Problem statement
Return the count of lines that hold the string "setGeometry", with no other words.

Task material

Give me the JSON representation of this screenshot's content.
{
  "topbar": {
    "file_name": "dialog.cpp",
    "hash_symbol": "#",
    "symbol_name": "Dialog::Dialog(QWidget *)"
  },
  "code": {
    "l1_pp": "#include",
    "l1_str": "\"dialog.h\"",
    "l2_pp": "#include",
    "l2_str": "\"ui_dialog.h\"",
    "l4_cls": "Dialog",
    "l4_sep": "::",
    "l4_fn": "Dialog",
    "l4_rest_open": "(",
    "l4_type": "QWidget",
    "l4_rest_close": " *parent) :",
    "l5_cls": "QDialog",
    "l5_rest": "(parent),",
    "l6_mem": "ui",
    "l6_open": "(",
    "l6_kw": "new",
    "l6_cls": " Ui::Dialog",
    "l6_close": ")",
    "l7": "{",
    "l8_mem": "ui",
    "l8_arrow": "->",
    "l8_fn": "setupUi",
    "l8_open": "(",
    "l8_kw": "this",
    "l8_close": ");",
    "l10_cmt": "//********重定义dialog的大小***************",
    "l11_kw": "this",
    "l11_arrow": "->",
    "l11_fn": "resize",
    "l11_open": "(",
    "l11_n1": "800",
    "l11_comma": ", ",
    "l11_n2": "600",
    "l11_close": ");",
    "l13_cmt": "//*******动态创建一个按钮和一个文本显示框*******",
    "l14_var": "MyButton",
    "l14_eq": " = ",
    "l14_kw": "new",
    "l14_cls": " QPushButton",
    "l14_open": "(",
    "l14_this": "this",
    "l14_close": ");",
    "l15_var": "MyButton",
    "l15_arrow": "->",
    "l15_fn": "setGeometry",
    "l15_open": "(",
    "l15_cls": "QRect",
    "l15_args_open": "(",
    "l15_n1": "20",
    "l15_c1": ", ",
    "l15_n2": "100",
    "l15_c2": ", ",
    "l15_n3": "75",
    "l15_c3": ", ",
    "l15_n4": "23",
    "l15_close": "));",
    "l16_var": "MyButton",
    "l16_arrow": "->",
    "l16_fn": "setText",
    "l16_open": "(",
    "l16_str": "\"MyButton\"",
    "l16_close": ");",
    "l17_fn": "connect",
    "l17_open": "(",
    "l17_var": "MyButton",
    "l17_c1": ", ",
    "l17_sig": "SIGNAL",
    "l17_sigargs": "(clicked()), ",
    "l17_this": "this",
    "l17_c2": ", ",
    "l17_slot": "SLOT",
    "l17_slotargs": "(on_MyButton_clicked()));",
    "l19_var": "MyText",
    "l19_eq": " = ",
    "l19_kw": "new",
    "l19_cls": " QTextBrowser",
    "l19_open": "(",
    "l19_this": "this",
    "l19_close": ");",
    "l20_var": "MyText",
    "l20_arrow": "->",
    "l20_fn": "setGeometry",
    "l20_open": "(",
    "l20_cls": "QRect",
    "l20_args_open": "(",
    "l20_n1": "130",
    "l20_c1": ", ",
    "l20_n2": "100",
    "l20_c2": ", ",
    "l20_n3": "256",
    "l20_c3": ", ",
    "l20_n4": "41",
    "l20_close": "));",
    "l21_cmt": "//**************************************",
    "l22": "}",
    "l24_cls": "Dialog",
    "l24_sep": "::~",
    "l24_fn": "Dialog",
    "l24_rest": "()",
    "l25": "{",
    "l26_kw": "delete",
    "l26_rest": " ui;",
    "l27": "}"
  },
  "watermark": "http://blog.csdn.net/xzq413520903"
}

Correct response
2